++++ EXERCISE DATA

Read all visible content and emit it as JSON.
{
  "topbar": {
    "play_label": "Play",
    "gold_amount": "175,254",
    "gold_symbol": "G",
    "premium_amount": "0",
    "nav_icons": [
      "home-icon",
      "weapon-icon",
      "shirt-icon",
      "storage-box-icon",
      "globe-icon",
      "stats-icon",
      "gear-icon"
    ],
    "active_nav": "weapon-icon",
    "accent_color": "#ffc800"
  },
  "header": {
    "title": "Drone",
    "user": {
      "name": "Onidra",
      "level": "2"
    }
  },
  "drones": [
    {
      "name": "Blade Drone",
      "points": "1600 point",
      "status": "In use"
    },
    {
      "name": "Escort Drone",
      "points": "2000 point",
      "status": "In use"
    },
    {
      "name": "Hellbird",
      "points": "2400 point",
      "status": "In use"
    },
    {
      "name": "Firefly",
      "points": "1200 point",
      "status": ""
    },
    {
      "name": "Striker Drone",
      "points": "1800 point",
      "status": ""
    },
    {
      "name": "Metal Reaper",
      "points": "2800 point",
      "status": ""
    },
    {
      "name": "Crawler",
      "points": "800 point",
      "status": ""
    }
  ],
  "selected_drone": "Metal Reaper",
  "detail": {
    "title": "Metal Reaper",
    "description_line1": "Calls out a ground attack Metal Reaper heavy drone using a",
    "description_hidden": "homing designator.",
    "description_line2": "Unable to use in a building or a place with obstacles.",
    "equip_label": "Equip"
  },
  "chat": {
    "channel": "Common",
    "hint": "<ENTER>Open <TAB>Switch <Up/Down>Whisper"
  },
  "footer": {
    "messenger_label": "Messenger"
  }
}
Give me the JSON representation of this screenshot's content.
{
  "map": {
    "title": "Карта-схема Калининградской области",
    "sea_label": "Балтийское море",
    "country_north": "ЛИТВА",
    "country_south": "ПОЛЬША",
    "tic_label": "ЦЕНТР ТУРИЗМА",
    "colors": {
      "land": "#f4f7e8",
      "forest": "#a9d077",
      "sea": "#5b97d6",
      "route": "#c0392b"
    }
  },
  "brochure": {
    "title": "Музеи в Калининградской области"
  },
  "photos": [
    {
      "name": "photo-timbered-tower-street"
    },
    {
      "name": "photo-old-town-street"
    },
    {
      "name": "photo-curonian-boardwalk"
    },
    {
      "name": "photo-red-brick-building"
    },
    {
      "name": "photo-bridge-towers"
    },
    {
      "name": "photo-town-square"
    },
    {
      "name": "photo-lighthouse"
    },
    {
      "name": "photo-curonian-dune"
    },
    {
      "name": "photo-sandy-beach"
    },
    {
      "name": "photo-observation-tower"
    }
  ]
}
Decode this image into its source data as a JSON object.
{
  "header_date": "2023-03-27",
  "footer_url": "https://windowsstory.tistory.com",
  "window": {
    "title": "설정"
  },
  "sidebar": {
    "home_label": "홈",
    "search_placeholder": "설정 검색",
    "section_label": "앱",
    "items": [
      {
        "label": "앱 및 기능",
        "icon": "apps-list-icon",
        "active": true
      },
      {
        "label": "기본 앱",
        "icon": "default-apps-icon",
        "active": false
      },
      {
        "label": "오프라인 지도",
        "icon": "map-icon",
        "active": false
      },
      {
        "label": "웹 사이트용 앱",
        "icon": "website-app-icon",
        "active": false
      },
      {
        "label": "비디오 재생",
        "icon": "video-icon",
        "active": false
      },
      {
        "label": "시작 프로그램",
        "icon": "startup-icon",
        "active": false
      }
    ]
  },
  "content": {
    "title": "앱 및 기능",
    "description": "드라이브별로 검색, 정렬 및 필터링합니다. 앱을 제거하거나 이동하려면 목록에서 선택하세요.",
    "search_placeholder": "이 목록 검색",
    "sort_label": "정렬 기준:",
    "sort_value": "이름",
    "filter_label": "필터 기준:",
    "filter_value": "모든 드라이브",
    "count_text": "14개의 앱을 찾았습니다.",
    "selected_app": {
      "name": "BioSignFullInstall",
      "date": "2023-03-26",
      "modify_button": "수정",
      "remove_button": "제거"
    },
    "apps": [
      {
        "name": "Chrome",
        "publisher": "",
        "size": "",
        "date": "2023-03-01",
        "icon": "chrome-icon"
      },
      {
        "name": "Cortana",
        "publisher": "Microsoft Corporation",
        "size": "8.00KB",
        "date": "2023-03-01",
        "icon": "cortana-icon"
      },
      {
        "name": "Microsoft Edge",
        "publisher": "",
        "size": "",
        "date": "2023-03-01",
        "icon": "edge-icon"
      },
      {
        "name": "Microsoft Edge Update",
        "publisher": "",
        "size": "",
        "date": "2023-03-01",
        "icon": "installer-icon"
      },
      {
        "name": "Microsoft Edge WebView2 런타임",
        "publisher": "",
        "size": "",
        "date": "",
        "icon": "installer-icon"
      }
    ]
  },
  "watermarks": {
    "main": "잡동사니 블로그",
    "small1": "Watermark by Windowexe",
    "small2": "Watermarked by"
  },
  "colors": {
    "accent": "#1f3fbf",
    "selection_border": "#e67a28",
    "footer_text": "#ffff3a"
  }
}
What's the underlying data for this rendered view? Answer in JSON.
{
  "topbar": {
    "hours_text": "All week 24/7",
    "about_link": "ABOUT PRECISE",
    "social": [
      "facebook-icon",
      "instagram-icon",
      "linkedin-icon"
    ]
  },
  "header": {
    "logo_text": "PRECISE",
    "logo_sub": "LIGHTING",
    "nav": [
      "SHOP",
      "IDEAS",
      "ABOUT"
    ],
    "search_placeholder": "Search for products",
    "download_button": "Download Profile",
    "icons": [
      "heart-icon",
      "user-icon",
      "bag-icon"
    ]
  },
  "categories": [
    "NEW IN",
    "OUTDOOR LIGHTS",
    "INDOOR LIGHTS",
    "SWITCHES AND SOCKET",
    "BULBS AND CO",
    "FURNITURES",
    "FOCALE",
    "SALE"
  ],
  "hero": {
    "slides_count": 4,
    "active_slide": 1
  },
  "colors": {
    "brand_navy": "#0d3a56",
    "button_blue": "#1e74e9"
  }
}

++++++++

Quote the entire listing above exactly.

Read all visible content and emit it as JSON.
{
  "topbar": {
    "play_label": "Play",
    "gold_amount": "175,254",
    "gold_symbol": "G",
    "premium_amount": "0",
    "nav_icons": [
      "home-icon",
      "weapon-icon",
      "shirt-icon",
      "storage-box-icon",
      "globe-icon",
      "stats-icon",
      "gear-icon"
    ],
    "active_nav": "weapon-icon",
    "accent_color": "#ffc800"
  },
  "header": {
    "title": "Drone",
    "user": {
      "name": "Onidra",
      "level": "2"
    }
  },
  "drones": [
    {
      "name": "Blade Drone",
      "points": "1600 point",
      "status": "In use"
    },
    {
      "name": "Escort Drone",
      "points": "2000 point",
      "status": "In use"
    },
    {
      "name": "Hellbird",
      "points": "2400 point",
      "status": "In use"
    },
    {
      "name": "Firefly",
      "points": "1200 point",
      "status": ""
    },
    {
      "name": "Striker Drone",
      "points": "1800 point",
      "status": ""
    },
    {
      "name": "Metal Reaper",
      "points": "2800 point",
      "status": ""
    },
    {
      "name": "Crawler",
      "points": "800 point",
      "status": ""
    }
  ],
  "selected_drone": "Metal Reaper",
  "detail": {
    "title": "Metal Reaper",
    "description_line1": "Calls out a ground attack Metal Reaper heavy drone using a",
    "description_hidden": "homing designator.",
    "description_line2": "Unable to use in a building or a place with obstacles.",
    "equip_label": "Equip"
  },
  "chat": {
    "channel": "Common",
    "hint": "<ENTER>Open <TAB>Switch <Up/Down>Whisper"
  },
  "footer": {
    "messenger_label": "Messenger"
  }
}
Give me the JSON representation of this screenshot's content.
{
  "map": {
    "title": "Карта-схема Калининградской области",
    "sea_label": "Балтийское море",
    "country_north": "ЛИТВА",
    "country_south": "ПОЛЬША",
    "tic_label": "ЦЕНТР ТУРИЗМА",
    "colors": {
      "land": "#f4f7e8",
      "forest": "#a9d077",
      "sea": "#5b97d6",
      "route": "#c0392b"
    }
  },
  "brochure": {
    "title": "Музеи в Калининградской области"
  },
  "photos": [
    {
      "name": "photo-timbered-tower-street"
    },
    {
      "name": "photo-old-town-street"
    },
    {
      "name": "photo-curonian-boardwalk"
    },
    {
      "name": "photo-red-brick-building"
    },
    {
      "name": "photo-bridge-towers"
    },
    {
      "name": "photo-town-square"
    },
    {
      "name": "photo-lighthouse"
    },
    {
      "name": "photo-curonian-dune"
    },
    {
      "name": "photo-sandy-beach"
    },
    {
      "name": "photo-observation-tower"
    }
  ]
}
Decode this image into its source data as a JSON object.
{
  "header_date": "2023-03-27",
  "footer_url": "https://windowsstory.tistory.com",
  "window": {
    "title": "설정"
  },
  "sidebar": {
    "home_label": "홈",
    "search_placeholder": "설정 검색",
    "section_label": "앱",
    "items": [
      {
        "label": "앱 및 기능",
        "icon": "apps-list-icon",
        "active": true
      },
      {
        "label": "기본 앱",
        "icon": "default-apps-icon",
        "active": false
      },
      {
        "label": "오프라인 지도",
        "icon": "map-icon",
        "active": false
      },
      {
        "label": "웹 사이트용 앱",
        "icon": "website-app-icon",
        "active": false
      },
      {
        "label": "비디오 재생",
        "icon": "video-icon",
        "active": false
      },
      {
        "label": "시작 프로그램",
        "icon": "startup-icon",
        "active": false
      }
    ]
  },
  "content": {
    "title": "앱 및 기능",
    "description": "드라이브별로 검색, 정렬 및 필터링합니다. 앱을 제거하거나 이동하려면 목록에서 선택하세요.",
    "search_placeholder": "이 목록 검색",
    "sort_label": "정렬 기준:",
    "sort_value": "이름",
    "filter_label": "필터 기준:",
    "filter_value": "모든 드라이브",
    "count_text": "14개의 앱을 찾았습니다.",
    "selected_app": {
      "name": "BioSignFullInstall",
      "date": "2023-03-26",
      "modify_button": "수정",
      "remove_button": "제거"
    },
    "apps": [
      {
        "name": "Chrome",
        "publisher": "",
        "size": "",
        "date": "2023-03-01",
        "icon": "chrome-icon"
      },
      {
        "name": "Cortana",
        "publisher": "Microsoft Corporation",
        "size": "8.00KB",
        "date": "2023-03-01",
        "icon": "cortana-icon"
      },
      {
        "name": "Microsoft Edge",
        "publisher": "",
        "size": "",
        "date": "2023-03-01",
        "icon": "edge-icon"
      },
      {
        "name": "Microsoft Edge Update",
        "publisher": "",
        "size": "",
        "date": "2023-03-01",
        "icon": "installer-icon"
      },
      {
        "name": "Microsoft Edge WebView2 런타임",
        "publisher": "",
        "size": "",
        "date": "",
        "icon": "installer-icon"
      }
    ]
  },
  "watermarks": {
    "main": "잡동사니 블로그",
    "small1": "Watermark by Windowexe",
    "small2": "Watermarked by"
  },
  "colors": {
    "accent": "#1f3fbf",
    "selection_border": "#e67a28",
    "footer_text": "#ffff3a"
  }
}
What's the underlying data for this rendered view? Answer in JSON.
{
  "topbar": {
    "hours_text": "All week 24/7",
    "about_link": "ABOUT PRECISE",
    "social": [
      "facebook-icon",
      "instagram-icon",
      "linkedin-icon"
    ]
  },
  "header": {
    "logo_text": "PRECISE",
    "logo_sub": "LIGHTING",
    "nav": [
      "SHOP",
      "IDEAS",
      "ABOUT"
    ],
    "search_placeholder": "Search for products",
    "download_button": "Download Profile",
    "icons": [
      "heart-icon",
      "user-icon",
      "bag-icon"
    ]
  },
  "categories": [
    "NEW IN",
    "OUTDOOR LIGHTS",
    "INDOOR LIGHTS",
    "SWITCHES AND SOCKET",
    "BULBS AND CO",
    "FURNITURES",
    "FOCALE",
    "SALE"
  ],
  "hero": {
    "slides_count": 4,
    "active_slide": 1
  },
  "colors": {
    "brand_navy": "#0d3a56",
    "button_blue": "#1e74e9"
  }
}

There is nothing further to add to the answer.